PROBLEM DESCRIPTION ▸ Restate the records below word for word.

MATERIAL FOR THIS TASK ▸
######

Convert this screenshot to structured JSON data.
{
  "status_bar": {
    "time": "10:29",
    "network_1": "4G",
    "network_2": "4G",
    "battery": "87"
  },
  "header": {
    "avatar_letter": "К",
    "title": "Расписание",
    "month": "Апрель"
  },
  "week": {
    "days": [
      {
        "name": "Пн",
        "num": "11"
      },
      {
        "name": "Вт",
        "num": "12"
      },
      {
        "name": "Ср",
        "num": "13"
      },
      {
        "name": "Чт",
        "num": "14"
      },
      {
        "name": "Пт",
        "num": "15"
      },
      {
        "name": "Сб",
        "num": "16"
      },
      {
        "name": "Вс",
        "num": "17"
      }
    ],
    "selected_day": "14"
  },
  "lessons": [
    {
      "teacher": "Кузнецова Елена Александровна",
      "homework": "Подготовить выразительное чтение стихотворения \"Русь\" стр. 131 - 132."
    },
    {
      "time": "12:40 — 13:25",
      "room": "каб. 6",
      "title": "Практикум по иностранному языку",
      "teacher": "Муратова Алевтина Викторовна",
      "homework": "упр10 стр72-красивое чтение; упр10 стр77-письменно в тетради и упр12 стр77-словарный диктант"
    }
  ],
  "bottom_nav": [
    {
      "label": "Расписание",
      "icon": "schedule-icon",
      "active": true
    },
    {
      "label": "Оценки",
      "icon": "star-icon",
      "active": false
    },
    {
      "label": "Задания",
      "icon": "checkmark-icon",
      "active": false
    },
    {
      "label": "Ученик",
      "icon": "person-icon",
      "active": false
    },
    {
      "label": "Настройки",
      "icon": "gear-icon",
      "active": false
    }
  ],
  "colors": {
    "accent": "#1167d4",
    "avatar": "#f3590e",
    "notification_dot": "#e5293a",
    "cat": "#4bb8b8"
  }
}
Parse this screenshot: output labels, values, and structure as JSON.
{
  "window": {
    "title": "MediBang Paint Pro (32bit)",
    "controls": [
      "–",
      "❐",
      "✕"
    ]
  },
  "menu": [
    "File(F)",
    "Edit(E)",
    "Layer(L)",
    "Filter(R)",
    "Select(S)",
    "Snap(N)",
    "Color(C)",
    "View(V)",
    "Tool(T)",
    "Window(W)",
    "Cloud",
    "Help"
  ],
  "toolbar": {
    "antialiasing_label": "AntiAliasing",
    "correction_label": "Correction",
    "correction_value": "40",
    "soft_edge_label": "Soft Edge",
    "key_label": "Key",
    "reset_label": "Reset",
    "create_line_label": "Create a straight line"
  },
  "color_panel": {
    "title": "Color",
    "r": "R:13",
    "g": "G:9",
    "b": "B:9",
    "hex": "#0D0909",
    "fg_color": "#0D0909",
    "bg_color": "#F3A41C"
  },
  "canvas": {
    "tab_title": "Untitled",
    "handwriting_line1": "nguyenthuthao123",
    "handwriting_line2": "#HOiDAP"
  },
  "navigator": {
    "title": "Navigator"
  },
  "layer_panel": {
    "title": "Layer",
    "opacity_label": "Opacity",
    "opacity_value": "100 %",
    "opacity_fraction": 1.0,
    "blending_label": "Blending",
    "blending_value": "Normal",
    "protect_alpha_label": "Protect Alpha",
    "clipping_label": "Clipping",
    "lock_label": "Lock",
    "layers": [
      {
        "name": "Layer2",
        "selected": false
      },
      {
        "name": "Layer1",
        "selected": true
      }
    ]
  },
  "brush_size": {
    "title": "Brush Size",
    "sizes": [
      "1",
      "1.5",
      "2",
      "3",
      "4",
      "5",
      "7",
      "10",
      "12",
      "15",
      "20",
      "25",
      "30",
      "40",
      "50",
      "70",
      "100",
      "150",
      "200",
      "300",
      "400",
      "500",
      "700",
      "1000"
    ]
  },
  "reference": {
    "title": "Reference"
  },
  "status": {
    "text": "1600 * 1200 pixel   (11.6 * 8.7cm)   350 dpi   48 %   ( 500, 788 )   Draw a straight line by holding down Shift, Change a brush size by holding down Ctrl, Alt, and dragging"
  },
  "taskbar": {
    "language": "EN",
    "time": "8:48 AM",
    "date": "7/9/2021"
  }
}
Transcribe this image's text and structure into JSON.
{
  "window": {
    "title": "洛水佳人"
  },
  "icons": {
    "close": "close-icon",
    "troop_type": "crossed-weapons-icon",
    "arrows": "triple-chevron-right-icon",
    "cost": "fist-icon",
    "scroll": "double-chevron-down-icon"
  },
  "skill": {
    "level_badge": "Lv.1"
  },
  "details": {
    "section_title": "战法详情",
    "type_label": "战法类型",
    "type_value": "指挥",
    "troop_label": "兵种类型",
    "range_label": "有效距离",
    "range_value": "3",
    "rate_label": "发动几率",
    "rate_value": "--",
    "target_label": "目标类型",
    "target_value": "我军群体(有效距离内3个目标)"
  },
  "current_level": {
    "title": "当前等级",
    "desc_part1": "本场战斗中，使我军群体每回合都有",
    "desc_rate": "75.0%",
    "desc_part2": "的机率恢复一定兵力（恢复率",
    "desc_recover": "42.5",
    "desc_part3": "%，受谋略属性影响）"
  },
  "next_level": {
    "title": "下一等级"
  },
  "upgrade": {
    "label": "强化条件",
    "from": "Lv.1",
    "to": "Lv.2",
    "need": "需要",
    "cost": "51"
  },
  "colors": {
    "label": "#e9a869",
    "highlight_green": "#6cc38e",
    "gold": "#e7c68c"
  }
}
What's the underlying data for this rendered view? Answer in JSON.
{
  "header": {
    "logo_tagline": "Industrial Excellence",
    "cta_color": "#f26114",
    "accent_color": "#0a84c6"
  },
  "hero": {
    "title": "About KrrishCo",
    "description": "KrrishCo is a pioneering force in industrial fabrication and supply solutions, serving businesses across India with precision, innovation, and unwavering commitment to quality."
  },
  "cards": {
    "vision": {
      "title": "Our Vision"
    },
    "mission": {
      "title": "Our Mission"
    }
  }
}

######

OUTPUT OF THE EXERCISE ▸
Convert this screenshot to structured JSON data.
{
  "status_bar": {
    "time": "10:29",
    "network_1": "4G",
    "network_2": "4G",
    "battery": "87"
  },
  "header": {
    "avatar_letter": "К",
    "title": "Расписание",
    "month": "Апрель"
  },
  "week": {
    "days": [
      {
        "name": "Пн",
        "num": "11"
      },
      {
        "name": "Вт",
        "num": "12"
      },
      {
        "name": "Ср",
        "num": "13"
      },
      {
        "name": "Чт",
        "num": "14"
      },
      {
        "name": "Пт",
        "num": "15"
      },
      {
        "name": "Сб",
        "num": "16"
      },
      {
        "name": "Вс",
        "num": "17"
      }
    ],
    "selected_day": "14"
  },
  "lessons": [
    {
      "teacher": "Кузнецова Елена Александровна",
      "homework": "Подготовить выразительное чтение стихотворения \"Русь\" стр. 131 - 132."
    },
    {
      "time": "12:40 — 13:25",
      "room": "каб. 6",
      "title": "Практикум по иностранному языку",
      "teacher": "Муратова Алевтина Викторовна",
      "homework": "упр10 стр72-красивое чтение; упр10 стр77-письменно в тетради и упр12 стр77-словарный диктант"
    }
  ],
  "bottom_nav": [
    {
      "label": "Расписание",
      "icon": "schedule-icon",
      "active": true
    },
    {
      "label": "Оценки",
      "icon": "star-icon",
      "active": false
    },
    {
      "label": "Задания",
      "icon": "checkmark-icon",
      "active": false
    },
    {
      "label": "Ученик",
      "icon": "person-icon",
      "active": false
    },
    {
      "label": "Настройки",
      "icon": "gear-icon",
      "active": false
    }
  ],
  "colors": {
    "accent": "#1167d4",
    "avatar": "#f3590e",
    "notification_dot": "#e5293a",
    "cat": "#4bb8b8"
  }
}
Parse this screenshot: output labels, values, and structure as JSON.
{
  "window": {
    "title": "MediBang Paint Pro (32bit)",
    "controls": [
      "–",
      "❐",
      "✕"
    ]
  },
  "menu": [
    "File(F)",
    "Edit(E)",
    "Layer(L)",
    "Filter(R)",
    "Select(S)",
    "Snap(N)",
    "Color(C)",
    "View(V)",
    "Tool(T)",
    "Window(W)",
    "Cloud",
    "Help"
  ],
  "toolbar": {
    "antialiasing_label": "AntiAliasing",
    "correction_label": "Correction",
    "correction_value": "40",
    "soft_edge_label": "Soft Edge",
    "key_label": "Key",
    "reset_label": "Reset",
    "create_line_label": "Create a straight line"
  },
  "color_panel": {
    "title": "Color",
    "r": "R:13",
    "g": "G:9",
    "b": "B:9",
    "hex": "#0D0909",
    "fg_color": "#0D0909",
    "bg_color": "#F3A41C"
  },
  "canvas": {
    "tab_title": "Untitled",
    "handwriting_line1": "nguyenthuthao123",
    "handwriting_line2": "#HOiDAP"
  },
  "navigator": {
    "title": "Navigator"
  },
  "layer_panel": {
    "title": "Layer",
    "opacity_label": "Opacity",
    "opacity_value": "100 %",
    "opacity_fraction": 1.0,
    "blending_label": "Blending",
    "blending_value": "Normal",
    "protect_alpha_label": "Protect Alpha",
    "clipping_label": "Clipping",
    "lock_label": "Lock",
    "layers": [
      {
        "name": "Layer2",
        "selected": false
      },
      {
        "name": "Layer1",
        "selected": true
      }
    ]
  },
  "brush_size": {
    "title": "Brush Size",
    "sizes": [
      "1",
      "1.5",
      "2",
      "3",
      "4",
      "5",
      "7",
      "10",
      "12",
      "15",
      "20",
      "25",
      "30",
      "40",
      "50",
      "70",
      "100",
      "150",
      "200",
      "300",
      "400",
      "500",
      "700",
      "1000"
    ]
  },
  "reference": {
    "title": "Reference"
  },
  "status": {
    "text": "1600 * 1200 pixel   (11.6 * 8.7cm)   350 dpi   48 %   ( 500, 788 )   Draw a straight line by holding down Shift, Change a brush size by holding down Ctrl, Alt, and dragging"
  },
  "taskbar": {
    "language": "EN",
    "time": "8:48 AM",
    "date": "7/9/2021"
  }
}
Transcribe this image's text and structure into JSON.
{
  "window": {
    "title": "洛水佳人"
  },
  "icons": {
    "close": "close-icon",
    "troop_type": "crossed-weapons-icon",
    "arrows": "triple-chevron-right-icon",
    "cost": "fist-icon",
    "scroll": "double-chevron-down-icon"
  },
  "skill": {
    "level_badge": "Lv.1"
  },
  "details": {
    "section_title": "战法详情",
    "type_label": "战法类型",
    "type_value": "指挥",
    "troop_label": "兵种类型",
    "range_label": "有效距离",
    "range_value": "3",
    "rate_label": "发动几率",
    "rate_value": "--",
    "target_label": "目标类型",
    "target_value": "我军群体(有效距离内3个目标)"
  },
  "current_level": {
    "title": "当前等级",
    "desc_part1": "本场战斗中，使我军群体每回合都有",
    "desc_rate": "75.0%",
    "desc_part2": "的机率恢复一定兵力（恢复率",
    "desc_recover": "42.5",
    "desc_part3": "%，受谋略属性影响）"
  },
  "next_level": {
    "title": "下一等级"
  },
  "upgrade": {
    "label": "强化条件",
    "from": "Lv.1",
    "to": "Lv.2",
    "need": "需要",
    "cost": "51"
  },
  "colors": {
    "label": "#e9a869",
    "highlight_green": "#6cc38e",
    "gold": "#e7c68c"
  }
}
What's the underlying data for this rendered view? Answer in JSON.
{
  "header": {
    "logo_tagline": "Industrial Excellence",
    "cta_color": "#f26114",
    "accent_color": "#0a84c6"
  },
  "hero": {
    "title": "About KrrishCo",
    "description": "KrrishCo is a pioneering force in industrial fabrication and supply solutions, serving businesses across India with precision, innovation, and unwavering commitment to quality."
  },
  "cards": {
    "vision": {
      "title": "Our Vision"
    },
    "mission": {
      "title": "Our Mission"
    }
  }
}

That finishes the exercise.